Recorded data
begin
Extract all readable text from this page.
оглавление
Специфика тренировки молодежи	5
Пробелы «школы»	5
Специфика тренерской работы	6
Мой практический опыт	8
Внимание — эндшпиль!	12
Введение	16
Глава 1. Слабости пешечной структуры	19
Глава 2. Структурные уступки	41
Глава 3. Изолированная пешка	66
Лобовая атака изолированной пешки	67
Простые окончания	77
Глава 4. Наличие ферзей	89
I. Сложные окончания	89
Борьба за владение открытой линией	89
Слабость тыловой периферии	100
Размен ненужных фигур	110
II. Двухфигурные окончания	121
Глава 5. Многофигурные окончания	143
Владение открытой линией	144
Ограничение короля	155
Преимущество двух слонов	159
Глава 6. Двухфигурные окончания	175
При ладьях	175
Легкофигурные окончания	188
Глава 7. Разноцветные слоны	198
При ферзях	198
end
begin
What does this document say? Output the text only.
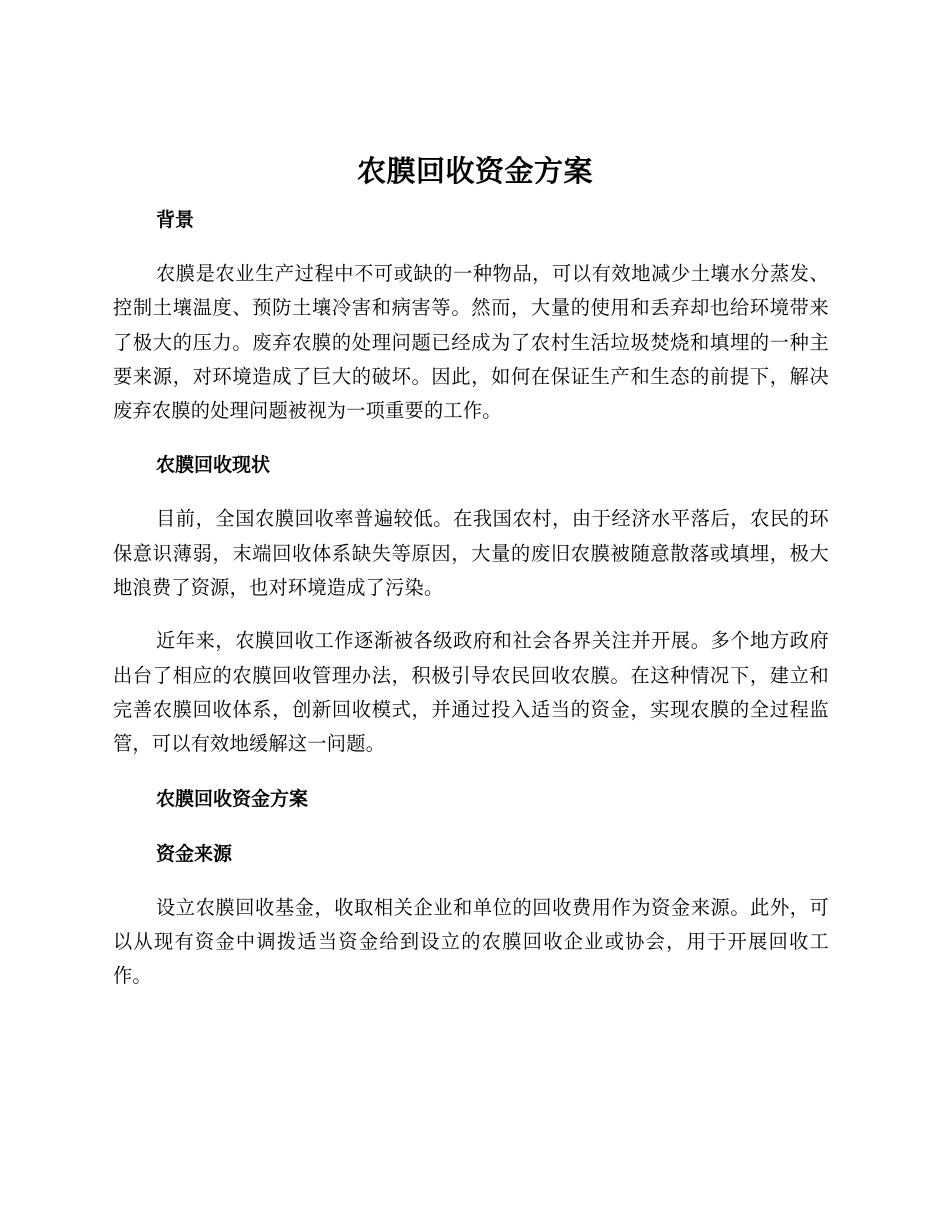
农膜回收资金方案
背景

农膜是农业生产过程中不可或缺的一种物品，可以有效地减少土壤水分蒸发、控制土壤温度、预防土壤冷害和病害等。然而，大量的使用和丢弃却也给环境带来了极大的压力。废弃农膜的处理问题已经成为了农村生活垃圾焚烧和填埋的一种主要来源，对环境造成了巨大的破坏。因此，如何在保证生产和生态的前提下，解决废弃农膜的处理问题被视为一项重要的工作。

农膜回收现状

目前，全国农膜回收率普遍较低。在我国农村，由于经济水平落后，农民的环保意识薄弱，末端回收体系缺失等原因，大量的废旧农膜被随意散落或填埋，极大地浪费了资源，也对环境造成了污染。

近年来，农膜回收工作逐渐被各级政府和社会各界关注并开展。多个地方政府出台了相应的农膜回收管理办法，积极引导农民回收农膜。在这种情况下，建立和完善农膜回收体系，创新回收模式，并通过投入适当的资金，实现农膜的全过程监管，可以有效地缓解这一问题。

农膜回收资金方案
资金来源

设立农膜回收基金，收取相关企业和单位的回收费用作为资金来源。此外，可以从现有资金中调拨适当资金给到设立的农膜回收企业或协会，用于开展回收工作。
end
begin
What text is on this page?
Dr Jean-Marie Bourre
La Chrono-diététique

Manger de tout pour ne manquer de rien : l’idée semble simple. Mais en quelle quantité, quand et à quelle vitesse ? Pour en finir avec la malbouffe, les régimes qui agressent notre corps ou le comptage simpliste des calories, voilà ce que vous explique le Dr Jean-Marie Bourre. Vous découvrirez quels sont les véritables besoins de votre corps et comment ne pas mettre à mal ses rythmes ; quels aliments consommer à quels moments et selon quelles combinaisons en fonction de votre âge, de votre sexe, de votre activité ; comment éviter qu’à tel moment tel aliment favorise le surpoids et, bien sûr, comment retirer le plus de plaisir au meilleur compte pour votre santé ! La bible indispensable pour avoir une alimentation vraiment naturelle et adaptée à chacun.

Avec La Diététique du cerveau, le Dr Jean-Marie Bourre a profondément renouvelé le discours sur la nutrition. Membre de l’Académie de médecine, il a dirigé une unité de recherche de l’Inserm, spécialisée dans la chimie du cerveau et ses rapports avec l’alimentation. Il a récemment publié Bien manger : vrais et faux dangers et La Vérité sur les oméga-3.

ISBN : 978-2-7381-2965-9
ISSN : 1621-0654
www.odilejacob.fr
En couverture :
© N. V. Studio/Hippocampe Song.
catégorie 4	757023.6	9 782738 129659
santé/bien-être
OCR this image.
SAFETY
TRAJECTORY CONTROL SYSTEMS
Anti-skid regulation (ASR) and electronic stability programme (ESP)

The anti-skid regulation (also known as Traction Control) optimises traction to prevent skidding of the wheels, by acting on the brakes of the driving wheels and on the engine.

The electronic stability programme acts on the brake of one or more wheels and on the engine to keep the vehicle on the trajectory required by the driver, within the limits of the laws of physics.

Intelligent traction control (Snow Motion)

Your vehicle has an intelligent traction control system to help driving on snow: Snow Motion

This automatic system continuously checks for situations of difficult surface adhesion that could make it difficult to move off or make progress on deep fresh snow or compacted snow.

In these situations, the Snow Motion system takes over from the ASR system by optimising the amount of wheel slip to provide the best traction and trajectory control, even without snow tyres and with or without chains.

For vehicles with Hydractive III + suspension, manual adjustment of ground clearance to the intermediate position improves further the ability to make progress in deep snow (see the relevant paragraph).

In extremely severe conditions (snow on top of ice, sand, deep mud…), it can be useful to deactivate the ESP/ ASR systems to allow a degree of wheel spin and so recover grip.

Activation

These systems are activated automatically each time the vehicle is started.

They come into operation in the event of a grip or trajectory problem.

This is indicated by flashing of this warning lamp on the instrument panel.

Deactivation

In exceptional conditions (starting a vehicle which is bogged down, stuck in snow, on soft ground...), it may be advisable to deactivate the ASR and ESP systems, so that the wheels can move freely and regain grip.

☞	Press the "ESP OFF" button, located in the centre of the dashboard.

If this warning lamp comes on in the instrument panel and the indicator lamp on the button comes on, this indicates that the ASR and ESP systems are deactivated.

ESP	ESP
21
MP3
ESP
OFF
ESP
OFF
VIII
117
end
* **The problem**: Take every line above carrying "move" and return it.

* **The solution**:
This automatic system continuously checks for situations of difficult surface adhesion that could make it difficult to move off or make progress on deep fresh snow or compacted snow.
In exceptional conditions (starting a vehicle which is bogged down, stuck in snow, on soft ground...), it may be advisable to deactivate the ASR and ESP systems, so that the wheels can move freely and regain grip.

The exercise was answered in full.